Data entries:
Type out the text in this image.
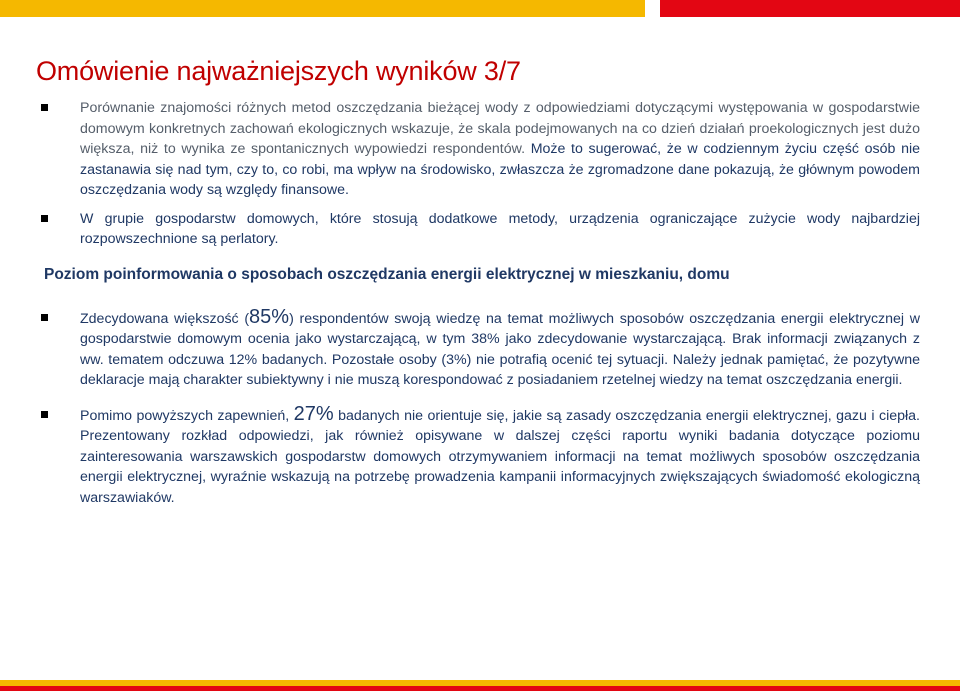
Omówienie najważniejszych wyników 3/7
Porównanie znajomości różnych metod oszczędzania bieżącej wody z odpowiedziami dotyczącymi występowania w gospodarstwie domowym konkretnych zachowań ekologicznych wskazuje, że skala podejmowanych na co dzień działań proekologicznych jest dużo większa, niż to wynika ze spontanicznych wypowiedzi respondentów. Może to sugerować, że w codziennym życiu część osób nie zastanawia się nad tym, czy to, co robi, ma wpływ na środowisko, zwłaszcza że zgromadzone dane pokazują, że głównym powodem oszczędzania wody są względy finansowe.
W grupie gospodarstw domowych, które stosują dodatkowe metody, urządzenia ograniczające zużycie wody najbardziej rozpowszechnione są perlatory.
Poziom poinformowania o sposobach oszczędzania energii elektrycznej w mieszkaniu, domu
Zdecydowana większość (85%) respondentów swoją wiedzę na temat możliwych sposobów oszczędzania energii elektrycznej w gospodarstwie domowym ocenia jako wystarczającą, w tym 38% jako zdecydowanie wystarczającą. Brak informacji związanych z ww. tematem odczuwa 12% badanych. Pozostałe osoby (3%) nie potrafią ocenić tej sytuacji. Należy jednak pamiętać, że pozytywne deklaracje mają charakter subiektywny i nie muszą korespondować z posiadaniem rzetelnej wiedzy na temat oszczędzania energii.
Pomimo powyższych zapewnień, 27% badanych nie orientuje się, jakie są zasady oszczędzania energii elektrycznej, gazu i ciepła. Prezentowany rozkład odpowiedzi, jak również opisywane w dalszej części raportu wyniki badania dotyczące poziomu zainteresowania warszawskich gospodarstw domowych otrzymywaniem informacji na temat możliwych sposobów oszczędzania energii elektrycznej, wyraźnie wskazują na potrzebę prowadzenia kampanii informacyjnych zwiększających świadomość ekologiczną warszawiaków.
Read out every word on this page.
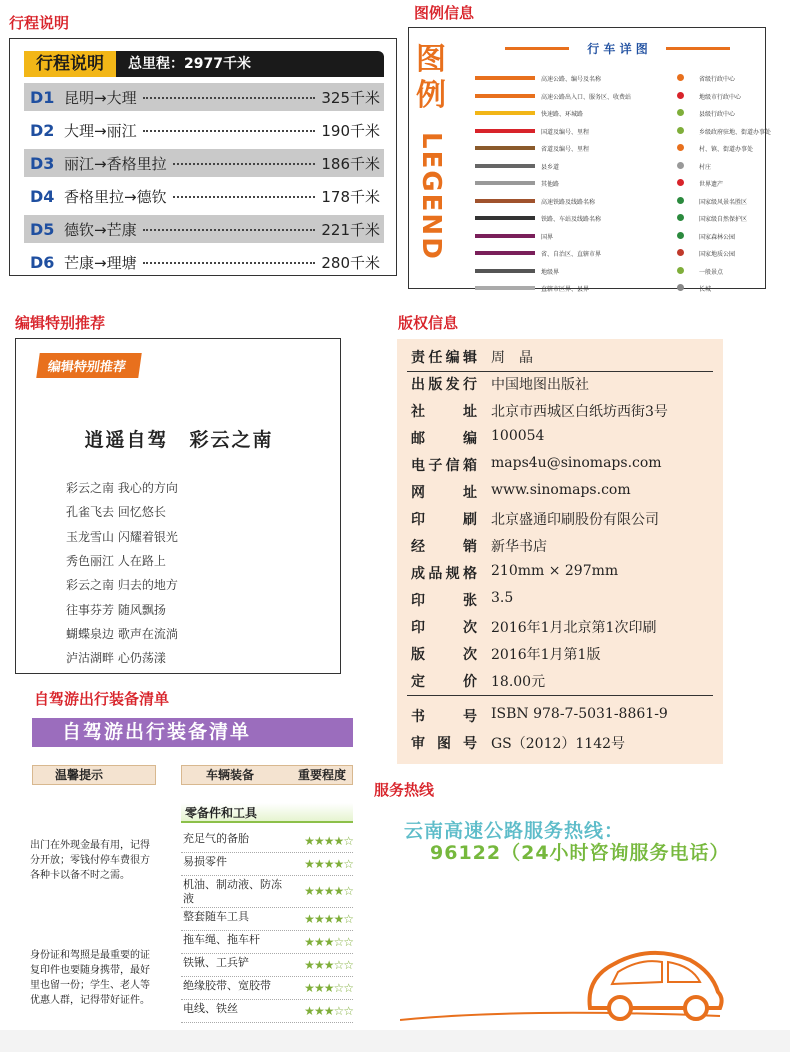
行程说明
图例信息
编辑特别推荐	版权信息
自驾游出行装备清单
服务热线
行程说明	总里程：2977千米
D1 昆明→大理	325千米
D2 大理→丽江	190千米
D3 丽江→香格里拉	186千米
D4 香格里拉→德钦	178千米
D5 德钦→芒康	221千米
D6 芒康→理塘	280千米
图
例
LEGEND
行 车 详 图
高速公路、编号及名称
高速公路出入口、服务区、收费站
快速路、环城路
国道及编号、里程
省道及编号、里程
县乡道
其他路
高速铁路及线路名称
铁路、车站及线路名称
国界
省、自治区、直辖市界
地级界
直辖市区界、县界
省级行政中心
地级市行政中心
县级行政中心
乡级政府驻地、街道办事处
村、镇、街道办事处
村庄
世界遗产
国家级风景名胜区
国家级自然保护区
国家森林公园
国家地质公园
一般景点
长城
编辑特别推荐
逍遥自驾　彩云之南
彩云之南 我心的方向
孔雀飞去 回忆悠长
玉龙雪山 闪耀着银光
秀色丽江 人在路上
彩云之南 归去的地方
往事芬芳 随风飘扬
蝴蝶泉边 歌声在流淌
泸沽湖畔 心仍荡漾
责任编辑 周　晶
出版发行 中国地图出版社
社　　址 北京市西城区白纸坊西街3号
邮　　编 100054
电子信箱 maps4u@sinomaps.com
网　　址 www.sinomaps.com
印　　刷 北京盛通印刷股份有限公司
经　　销 新华书店
成品规格 210mm × 297mm
印　　张 3.5
印　　次 2016年1月北京第1次印刷
版　　次 2016年1月第1版
定　　价 18.00元
书　　号 ISBN 978-7-5031-8861-9
审 图 号 GS（2012）1142号
自驾游出行装备清单
温馨提示	车辆装备	重要程度
出门在外现金最有用，记得分开放；零钱付停车费很方各种卡以备不时之需。
身份证和驾照是最重要的证复印件也要随身携带，最好里也留一份；学生、老人等优惠人群，记得带好证件。
零备件和工具
充足气的备胎	★★★★☆
易损零件	★★★★☆
机油、制动液、防冻液
★★★★☆
整套随车工具	★★★★☆
拖车绳、拖车杆	★★★☆☆
铁锹、工兵铲	★★★☆☆
绝缘胶带、宽胶带	★★★☆☆
电线、铁丝	★★★☆☆
云南高速公路服务热线：
96122（24小时咨询服务电话）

→ WHAT THE TASK REQUIRES
Copy the records above exactly, leaving out every picture.

→ EXPECTED OUTPUT
Type out the text in this image.
Omówienie najważniejszych wyników 3/7
Porównanie znajomości różnych metod oszczędzania bieżącej wody z odpowiedziami dotyczącymi występowania w gospodarstwie domowym konkretnych zachowań ekologicznych wskazuje, że skala podejmowanych na co dzień działań proekologicznych jest dużo większa, niż to wynika ze spontanicznych wypowiedzi respondentów. Może to sugerować, że w codziennym życiu część osób nie zastanawia się nad tym, czy to, co robi, ma wpływ na środowisko, zwłaszcza że zgromadzone dane pokazują, że głównym powodem oszczędzania wody są względy finansowe.
W grupie gospodarstw domowych, które stosują dodatkowe metody, urządzenia ograniczające zużycie wody najbardziej rozpowszechnione są perlatory.
Poziom poinformowania o sposobach oszczędzania energii elektrycznej w mieszkaniu, domu
Zdecydowana większość (85%) respondentów swoją wiedzę na temat możliwych sposobów oszczędzania energii elektrycznej w gospodarstwie domowym ocenia jako wystarczającą, w tym 38% jako zdecydowanie wystarczającą. Brak informacji związanych z ww. tematem odczuwa 12% badanych. Pozostałe osoby (3%) nie potrafią ocenić tej sytuacji. Należy jednak pamiętać, że pozytywne deklaracje mają charakter subiektywny i nie muszą korespondować z posiadaniem rzetelnej wiedzy na temat oszczędzania energii.
Pomimo powyższych zapewnień, 27% badanych nie orientuje się, jakie są zasady oszczędzania energii elektrycznej, gazu i ciepła. Prezentowany rozkład odpowiedzi, jak również opisywane w dalszej części raportu wyniki badania dotyczące poziomu zainteresowania warszawskich gospodarstw domowych otrzymywaniem informacji na temat możliwych sposobów oszczędzania energii elektrycznej, wyraźnie wskazują na potrzebę prowadzenia kampanii informacyjnych zwiększających świadomość ekologiczną warszawiaków.
Read out every word on this page.
行程说明
图例信息
编辑特别推荐	版权信息
自驾游出行装备清单
服务热线
行程说明	总里程：2977千米
D1 昆明→大理	325千米
D2 大理→丽江	190千米
D3 丽江→香格里拉	186千米
D4 香格里拉→德钦	178千米
D5 德钦→芒康	221千米
D6 芒康→理塘	280千米
图
例
LEGEND
行 车 详 图
高速公路、编号及名称
高速公路出入口、服务区、收费站
快速路、环城路
国道及编号、里程
省道及编号、里程
县乡道
其他路
高速铁路及线路名称
铁路、车站及线路名称
国界
省、自治区、直辖市界
地级界
直辖市区界、县界
省级行政中心
地级市行政中心
县级行政中心
乡级政府驻地、街道办事处
村、镇、街道办事处
村庄
世界遗产
国家级风景名胜区
国家级自然保护区
国家森林公园
国家地质公园
一般景点
长城
编辑特别推荐
逍遥自驾　彩云之南
彩云之南 我心的方向
孔雀飞去 回忆悠长
玉龙雪山 闪耀着银光
秀色丽江 人在路上
彩云之南 归去的地方
往事芬芳 随风飘扬
蝴蝶泉边 歌声在流淌
泸沽湖畔 心仍荡漾
责任编辑 周　晶
出版发行 中国地图出版社
社　　址 北京市西城区白纸坊西街3号
邮　　编 100054
电子信箱 maps4u@sinomaps.com
网　　址 www.sinomaps.com
印　　刷 北京盛通印刷股份有限公司
经　　销 新华书店
成品规格 210mm × 297mm
印　　张 3.5
印　　次 2016年1月北京第1次印刷
版　　次 2016年1月第1版
定　　价 18.00元
书　　号 ISBN 978-7-5031-8861-9
审 图 号 GS（2012）1142号
自驾游出行装备清单
温馨提示	车辆装备	重要程度
出门在外现金最有用，记得分开放；零钱付停车费很方各种卡以备不时之需。
身份证和驾照是最重要的证复印件也要随身携带，最好里也留一份；学生、老人等优惠人群，记得带好证件。
零备件和工具
充足气的备胎	★★★★☆
易损零件	★★★★☆
机油、制动液、防冻液
★★★★☆
整套随车工具	★★★★☆
拖车绳、拖车杆	★★★☆☆
铁锹、工兵铲	★★★☆☆
绝缘胶带、宽胶带	★★★☆☆
电线、铁丝	★★★☆☆
云南高速公路服务热线：
96122（24小时咨询服务电话）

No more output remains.